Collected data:
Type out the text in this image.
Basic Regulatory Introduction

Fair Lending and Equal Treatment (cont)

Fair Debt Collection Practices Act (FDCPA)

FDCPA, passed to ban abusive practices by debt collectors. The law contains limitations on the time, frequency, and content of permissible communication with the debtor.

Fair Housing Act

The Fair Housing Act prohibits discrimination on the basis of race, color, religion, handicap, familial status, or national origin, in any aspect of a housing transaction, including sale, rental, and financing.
---
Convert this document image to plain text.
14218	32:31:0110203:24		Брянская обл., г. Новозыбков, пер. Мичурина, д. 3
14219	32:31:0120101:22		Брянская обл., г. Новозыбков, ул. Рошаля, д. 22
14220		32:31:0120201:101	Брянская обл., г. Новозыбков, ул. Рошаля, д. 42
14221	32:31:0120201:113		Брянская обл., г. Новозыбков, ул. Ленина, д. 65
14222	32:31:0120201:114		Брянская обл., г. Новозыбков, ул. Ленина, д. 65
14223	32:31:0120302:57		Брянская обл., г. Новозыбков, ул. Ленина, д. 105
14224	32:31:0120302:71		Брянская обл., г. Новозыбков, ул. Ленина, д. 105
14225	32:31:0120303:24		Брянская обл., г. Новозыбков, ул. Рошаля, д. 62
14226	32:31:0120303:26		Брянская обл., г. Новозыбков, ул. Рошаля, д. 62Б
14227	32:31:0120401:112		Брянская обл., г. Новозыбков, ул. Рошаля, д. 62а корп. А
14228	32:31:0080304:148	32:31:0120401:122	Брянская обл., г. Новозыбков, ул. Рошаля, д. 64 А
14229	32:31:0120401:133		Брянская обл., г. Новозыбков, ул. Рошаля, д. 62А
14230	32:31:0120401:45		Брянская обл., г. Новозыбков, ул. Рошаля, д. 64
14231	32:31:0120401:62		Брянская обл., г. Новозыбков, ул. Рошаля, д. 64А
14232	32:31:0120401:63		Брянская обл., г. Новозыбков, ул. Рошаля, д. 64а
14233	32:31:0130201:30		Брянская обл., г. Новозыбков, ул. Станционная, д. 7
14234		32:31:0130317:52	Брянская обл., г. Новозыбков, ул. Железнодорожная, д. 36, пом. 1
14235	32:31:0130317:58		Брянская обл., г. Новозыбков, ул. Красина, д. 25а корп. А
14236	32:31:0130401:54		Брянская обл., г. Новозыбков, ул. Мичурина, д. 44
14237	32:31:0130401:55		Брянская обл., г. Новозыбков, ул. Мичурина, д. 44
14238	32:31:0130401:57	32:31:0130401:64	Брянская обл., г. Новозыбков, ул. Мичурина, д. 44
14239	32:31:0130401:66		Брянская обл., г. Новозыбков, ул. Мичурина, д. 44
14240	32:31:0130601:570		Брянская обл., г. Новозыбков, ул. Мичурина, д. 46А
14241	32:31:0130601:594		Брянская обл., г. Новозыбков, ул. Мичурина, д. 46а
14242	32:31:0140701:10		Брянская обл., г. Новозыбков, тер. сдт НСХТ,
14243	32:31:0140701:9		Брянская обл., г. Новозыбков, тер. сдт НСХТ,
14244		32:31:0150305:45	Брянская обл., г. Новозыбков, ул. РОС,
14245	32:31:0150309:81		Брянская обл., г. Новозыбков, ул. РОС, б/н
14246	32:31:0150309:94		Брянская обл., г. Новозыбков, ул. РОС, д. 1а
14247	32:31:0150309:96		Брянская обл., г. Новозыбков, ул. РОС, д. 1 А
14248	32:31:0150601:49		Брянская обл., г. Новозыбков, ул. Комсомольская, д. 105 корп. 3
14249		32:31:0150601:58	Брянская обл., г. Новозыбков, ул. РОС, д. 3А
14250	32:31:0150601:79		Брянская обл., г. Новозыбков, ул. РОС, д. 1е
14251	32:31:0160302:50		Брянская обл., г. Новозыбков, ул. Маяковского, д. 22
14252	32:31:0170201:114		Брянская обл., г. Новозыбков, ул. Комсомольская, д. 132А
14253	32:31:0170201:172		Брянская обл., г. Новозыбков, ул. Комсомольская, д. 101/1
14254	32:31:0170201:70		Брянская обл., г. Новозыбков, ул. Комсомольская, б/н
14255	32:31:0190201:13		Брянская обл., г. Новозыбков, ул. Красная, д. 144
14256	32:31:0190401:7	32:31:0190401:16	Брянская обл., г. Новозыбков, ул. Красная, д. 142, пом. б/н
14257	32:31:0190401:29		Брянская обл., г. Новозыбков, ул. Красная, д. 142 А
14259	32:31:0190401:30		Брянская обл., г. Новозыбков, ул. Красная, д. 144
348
==
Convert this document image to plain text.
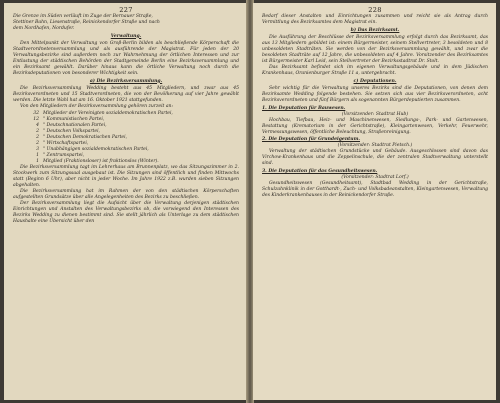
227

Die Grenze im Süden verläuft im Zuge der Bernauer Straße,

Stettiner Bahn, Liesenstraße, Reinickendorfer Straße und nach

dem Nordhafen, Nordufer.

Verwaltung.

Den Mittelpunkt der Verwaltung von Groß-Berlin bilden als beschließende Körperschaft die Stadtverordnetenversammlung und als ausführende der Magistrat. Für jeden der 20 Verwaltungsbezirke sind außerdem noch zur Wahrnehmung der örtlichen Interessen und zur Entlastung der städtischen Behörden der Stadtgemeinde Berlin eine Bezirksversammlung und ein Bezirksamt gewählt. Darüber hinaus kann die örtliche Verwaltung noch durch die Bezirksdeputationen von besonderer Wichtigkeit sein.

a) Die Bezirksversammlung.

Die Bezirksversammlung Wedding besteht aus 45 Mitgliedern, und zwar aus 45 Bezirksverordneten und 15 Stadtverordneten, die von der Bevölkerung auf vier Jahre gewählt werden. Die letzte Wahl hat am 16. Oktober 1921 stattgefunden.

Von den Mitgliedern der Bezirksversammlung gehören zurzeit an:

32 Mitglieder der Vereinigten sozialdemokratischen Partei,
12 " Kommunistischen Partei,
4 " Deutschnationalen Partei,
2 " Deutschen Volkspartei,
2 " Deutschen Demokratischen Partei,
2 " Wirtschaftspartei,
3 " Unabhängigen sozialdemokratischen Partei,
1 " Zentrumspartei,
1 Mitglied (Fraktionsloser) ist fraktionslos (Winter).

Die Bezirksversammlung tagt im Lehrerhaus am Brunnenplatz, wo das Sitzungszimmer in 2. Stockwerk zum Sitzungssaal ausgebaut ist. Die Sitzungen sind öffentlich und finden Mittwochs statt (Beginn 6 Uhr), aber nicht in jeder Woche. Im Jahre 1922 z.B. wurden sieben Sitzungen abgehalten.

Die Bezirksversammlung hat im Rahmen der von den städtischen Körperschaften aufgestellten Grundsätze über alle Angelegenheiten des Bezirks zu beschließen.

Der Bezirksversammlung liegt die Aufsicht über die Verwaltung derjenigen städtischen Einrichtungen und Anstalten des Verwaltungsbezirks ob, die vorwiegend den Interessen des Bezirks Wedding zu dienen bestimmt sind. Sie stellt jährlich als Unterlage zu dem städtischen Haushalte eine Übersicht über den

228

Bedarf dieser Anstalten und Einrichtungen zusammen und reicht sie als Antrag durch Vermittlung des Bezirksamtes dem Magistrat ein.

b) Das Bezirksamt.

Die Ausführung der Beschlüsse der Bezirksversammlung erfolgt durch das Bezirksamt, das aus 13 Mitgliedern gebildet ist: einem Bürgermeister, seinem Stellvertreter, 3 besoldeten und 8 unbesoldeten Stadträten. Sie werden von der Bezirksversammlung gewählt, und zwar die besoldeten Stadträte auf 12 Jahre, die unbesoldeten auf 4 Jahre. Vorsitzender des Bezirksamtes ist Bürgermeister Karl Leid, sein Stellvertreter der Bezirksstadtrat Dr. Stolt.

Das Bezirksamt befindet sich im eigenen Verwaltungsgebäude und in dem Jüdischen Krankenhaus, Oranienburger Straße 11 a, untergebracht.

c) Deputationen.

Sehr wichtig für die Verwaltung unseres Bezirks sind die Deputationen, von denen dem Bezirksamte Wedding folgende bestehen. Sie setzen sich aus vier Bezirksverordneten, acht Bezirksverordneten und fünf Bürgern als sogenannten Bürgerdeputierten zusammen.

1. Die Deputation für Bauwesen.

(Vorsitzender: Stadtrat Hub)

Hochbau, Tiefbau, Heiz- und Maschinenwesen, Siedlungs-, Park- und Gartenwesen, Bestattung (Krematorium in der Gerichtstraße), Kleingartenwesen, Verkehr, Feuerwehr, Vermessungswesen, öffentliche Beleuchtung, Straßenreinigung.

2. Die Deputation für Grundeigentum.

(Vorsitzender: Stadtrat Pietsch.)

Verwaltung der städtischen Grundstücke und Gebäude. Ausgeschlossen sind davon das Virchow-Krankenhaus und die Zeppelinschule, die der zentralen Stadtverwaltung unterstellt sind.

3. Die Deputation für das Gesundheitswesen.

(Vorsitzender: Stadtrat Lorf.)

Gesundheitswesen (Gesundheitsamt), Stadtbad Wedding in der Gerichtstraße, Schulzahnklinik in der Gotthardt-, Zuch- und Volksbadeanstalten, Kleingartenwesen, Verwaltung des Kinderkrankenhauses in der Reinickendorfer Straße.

## Instructions for the task:
Check each line above for the word "Magistrat", and copy the lines where it appears.

## Result:
Den Mittelpunkt der Verwaltung von Groß-Berlin bilden als beschließende Körperschaft die Stadtverordnetenversammlung und als ausführende der Magistrat. Für jeden der 20 Verwaltungsbezirke sind außerdem noch zur Wahrnehmung der örtlichen Interessen und zur Entlastung der städtischen Behörden der Stadtgemeinde Berlin eine Bezirksversammlung und ein Bezirksamt gewählt. Darüber hinaus kann die örtliche Verwaltung noch durch die Bezirksdeputationen von besonderer Wichtigkeit sein.
Bedarf dieser Anstalten und Einrichtungen zusammen und reicht sie als Antrag durch Vermittlung des Bezirksamtes dem Magistrat ein.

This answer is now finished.